*** Records shown ***

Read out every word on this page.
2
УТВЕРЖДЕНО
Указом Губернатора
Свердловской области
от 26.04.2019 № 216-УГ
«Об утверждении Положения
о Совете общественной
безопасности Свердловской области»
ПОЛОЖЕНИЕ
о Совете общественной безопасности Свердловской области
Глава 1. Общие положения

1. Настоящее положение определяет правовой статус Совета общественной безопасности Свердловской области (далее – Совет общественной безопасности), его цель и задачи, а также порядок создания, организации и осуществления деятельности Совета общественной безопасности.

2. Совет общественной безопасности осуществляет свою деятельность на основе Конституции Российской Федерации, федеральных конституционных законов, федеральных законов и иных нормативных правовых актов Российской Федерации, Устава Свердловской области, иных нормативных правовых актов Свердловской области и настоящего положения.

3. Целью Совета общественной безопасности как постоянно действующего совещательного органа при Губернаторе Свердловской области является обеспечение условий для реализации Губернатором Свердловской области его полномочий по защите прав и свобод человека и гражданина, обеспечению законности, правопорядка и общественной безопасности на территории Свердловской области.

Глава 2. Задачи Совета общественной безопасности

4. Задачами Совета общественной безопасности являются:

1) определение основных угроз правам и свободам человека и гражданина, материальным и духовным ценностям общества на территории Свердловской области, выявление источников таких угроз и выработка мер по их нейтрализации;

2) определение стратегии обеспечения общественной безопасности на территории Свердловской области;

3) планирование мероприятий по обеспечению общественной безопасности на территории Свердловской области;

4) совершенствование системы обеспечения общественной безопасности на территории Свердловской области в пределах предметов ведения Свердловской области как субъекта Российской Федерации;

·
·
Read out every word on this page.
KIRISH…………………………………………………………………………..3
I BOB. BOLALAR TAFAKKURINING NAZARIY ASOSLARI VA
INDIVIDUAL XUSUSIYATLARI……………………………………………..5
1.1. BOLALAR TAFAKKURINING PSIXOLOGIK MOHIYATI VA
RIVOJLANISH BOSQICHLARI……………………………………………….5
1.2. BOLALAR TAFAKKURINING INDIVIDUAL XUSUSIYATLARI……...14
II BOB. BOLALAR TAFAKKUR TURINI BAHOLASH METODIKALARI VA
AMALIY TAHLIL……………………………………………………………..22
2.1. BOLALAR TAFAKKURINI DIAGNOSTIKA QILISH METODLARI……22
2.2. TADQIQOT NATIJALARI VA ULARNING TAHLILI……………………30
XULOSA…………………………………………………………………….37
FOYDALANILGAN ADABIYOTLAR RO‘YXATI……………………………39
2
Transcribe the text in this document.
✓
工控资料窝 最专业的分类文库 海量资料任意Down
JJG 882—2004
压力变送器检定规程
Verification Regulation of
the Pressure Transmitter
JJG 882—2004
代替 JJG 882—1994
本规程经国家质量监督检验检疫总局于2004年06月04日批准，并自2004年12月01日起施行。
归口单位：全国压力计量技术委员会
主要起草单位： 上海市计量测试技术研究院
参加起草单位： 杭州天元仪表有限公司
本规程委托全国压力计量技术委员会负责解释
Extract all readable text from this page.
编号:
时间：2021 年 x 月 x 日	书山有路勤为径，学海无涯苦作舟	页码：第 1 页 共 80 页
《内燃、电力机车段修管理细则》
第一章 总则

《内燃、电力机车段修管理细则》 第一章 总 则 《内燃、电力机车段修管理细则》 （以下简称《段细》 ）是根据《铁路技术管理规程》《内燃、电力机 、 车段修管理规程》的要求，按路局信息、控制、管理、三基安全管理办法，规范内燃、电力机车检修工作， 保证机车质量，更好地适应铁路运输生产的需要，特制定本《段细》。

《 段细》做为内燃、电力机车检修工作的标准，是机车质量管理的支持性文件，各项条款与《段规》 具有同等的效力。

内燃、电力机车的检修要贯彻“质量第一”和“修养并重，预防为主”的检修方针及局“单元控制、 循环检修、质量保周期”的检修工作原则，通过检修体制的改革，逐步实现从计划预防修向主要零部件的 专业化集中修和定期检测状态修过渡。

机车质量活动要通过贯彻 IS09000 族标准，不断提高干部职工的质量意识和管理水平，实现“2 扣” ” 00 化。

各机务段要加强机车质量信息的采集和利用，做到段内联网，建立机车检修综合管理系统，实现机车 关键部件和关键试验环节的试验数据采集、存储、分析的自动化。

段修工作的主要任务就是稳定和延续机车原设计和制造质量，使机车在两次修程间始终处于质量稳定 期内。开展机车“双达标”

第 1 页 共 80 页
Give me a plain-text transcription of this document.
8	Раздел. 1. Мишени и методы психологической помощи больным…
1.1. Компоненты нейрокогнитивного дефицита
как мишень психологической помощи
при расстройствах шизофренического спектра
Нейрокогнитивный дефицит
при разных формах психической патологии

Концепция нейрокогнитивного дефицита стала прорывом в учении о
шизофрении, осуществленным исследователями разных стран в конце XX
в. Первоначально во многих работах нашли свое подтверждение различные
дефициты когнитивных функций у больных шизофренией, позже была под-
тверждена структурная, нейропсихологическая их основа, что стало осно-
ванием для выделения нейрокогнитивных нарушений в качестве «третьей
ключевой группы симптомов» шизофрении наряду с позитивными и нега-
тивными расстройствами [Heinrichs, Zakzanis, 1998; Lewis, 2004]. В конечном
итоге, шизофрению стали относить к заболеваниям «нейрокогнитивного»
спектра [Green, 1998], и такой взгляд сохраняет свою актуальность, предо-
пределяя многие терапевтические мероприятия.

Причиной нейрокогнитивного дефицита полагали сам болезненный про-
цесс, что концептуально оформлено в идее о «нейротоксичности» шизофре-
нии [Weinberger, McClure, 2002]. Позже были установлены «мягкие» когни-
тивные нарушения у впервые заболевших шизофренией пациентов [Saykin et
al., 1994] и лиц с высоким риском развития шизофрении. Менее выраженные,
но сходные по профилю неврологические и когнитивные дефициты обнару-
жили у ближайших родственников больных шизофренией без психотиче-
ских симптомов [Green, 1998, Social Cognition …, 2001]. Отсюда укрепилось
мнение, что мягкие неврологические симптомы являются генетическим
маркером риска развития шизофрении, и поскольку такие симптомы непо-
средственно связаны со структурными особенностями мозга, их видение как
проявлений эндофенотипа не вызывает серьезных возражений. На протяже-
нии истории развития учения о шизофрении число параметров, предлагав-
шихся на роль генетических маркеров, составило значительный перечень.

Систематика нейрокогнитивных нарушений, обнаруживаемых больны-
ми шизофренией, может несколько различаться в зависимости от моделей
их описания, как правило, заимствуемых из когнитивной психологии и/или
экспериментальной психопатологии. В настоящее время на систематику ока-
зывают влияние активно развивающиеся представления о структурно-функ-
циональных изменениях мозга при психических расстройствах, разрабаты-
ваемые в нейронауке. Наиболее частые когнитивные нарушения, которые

***

Objective
Of the lines in the material, how many hold the word "шизофрении"? Reply with the number only.

Written response
5